# TASK TO COMPLETE:
The essay below on never learning to ride a bike compares admitting you can't ride one to admitting you're unsure how to do certain other basic things. List all of those things.

Is learning to get around on two wheels as easy as riding a bike? Not exactly, writes Wyoming Paul.
As an adult, saying that you can’t ride a bike can feel like admitting you’re not sure how to use a can opener, make a bed, fry an egg, or read a clock. It’s a basic milestone of growing up — it means a new level of freedom and independence, like the five-year-old version of getting your driver’s licence — and almost everyone passes the test.
But I never learnt to ride a bike growing up, due to a perhaps overgrown sense of self-preservation (read: fear). I repelled all teaching attempts, convinced that rolling down a hill on wheels was suicidal, and rolling up one impossible. Even the flat was absurd. Just like it doesn’t make sense to me that planes remain in the air, neither does people staying upright on two thin wheels – and it doesn’t matter how many times people said “But, physics!”
As a kid my lack of cycling skills was occasionally humiliating. The worst was Bike Safety Week at primary school. While everyone else in my class rode their bikes around the basketball court like they were born with tyre limbs, I, along with one or two other students, was displaced from the herd. We were put in a separate area, learning to ride from one orange cone to the next with training wheels.
Later in life, cycling seemed like a skill you either learnt growing up, or never. I’d spurned my chance — the time had passed, the bicycle opportunity had expired, and I was doomed to a life without two-wheeled friends. Rather than being a learnable skill, riding a bike felt wild and out of reach, like superstardom.
That didn’t matter too much, though. Not being able to ride a bike almost became a point of pride in my teens and twenties. I enjoyed the stunned look on people’s faces when I said I’d never learnt – it made me feel like my lack of ability was endearing, a quirky part of my identity. I was a rebel.
Plus, it wasn’t as though I knew many people who actually rode bikes for transport. Everyone was capable of riding a bike, but most people hadn’t been on one in years. So what if I couldn’t? It felt like a hypothetical inability, irrelevant to real life — more similar to not knowing how to do a triple backflip than not knowing how to open a can.

# PROVIDED RECORDS:

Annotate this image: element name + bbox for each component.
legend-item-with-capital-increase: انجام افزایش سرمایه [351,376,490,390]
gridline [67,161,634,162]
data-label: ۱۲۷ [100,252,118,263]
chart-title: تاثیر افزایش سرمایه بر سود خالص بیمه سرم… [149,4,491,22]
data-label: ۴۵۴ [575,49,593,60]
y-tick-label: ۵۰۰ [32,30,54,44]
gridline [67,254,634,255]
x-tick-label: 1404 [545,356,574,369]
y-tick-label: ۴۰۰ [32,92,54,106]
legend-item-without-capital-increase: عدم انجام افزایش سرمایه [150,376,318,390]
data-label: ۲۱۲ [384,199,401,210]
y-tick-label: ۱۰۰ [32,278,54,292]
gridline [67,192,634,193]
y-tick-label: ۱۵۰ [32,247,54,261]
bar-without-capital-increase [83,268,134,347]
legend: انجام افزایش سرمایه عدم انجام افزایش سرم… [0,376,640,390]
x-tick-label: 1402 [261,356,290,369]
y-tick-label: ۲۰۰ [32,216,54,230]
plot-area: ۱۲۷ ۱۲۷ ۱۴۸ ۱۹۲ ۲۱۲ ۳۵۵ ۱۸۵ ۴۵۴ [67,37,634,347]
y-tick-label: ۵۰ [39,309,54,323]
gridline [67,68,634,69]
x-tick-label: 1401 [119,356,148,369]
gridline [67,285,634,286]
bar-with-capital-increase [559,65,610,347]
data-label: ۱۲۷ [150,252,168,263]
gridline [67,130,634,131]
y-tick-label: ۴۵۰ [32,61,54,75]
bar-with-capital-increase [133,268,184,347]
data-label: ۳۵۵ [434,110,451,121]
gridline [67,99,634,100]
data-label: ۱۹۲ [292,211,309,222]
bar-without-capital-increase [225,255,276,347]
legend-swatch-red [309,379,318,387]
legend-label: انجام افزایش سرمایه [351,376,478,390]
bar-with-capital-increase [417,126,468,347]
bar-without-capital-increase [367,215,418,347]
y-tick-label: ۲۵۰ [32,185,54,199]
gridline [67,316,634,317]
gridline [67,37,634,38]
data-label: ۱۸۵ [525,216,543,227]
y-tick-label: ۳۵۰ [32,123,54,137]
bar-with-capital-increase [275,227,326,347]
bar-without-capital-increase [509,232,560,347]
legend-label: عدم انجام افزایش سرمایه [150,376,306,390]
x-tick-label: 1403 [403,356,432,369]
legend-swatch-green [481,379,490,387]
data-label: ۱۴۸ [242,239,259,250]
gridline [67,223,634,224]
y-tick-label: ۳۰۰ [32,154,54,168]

# SOLVED EXERCISE:
- Use a can opener
- Make a bed
- Fry an egg
- Read a clock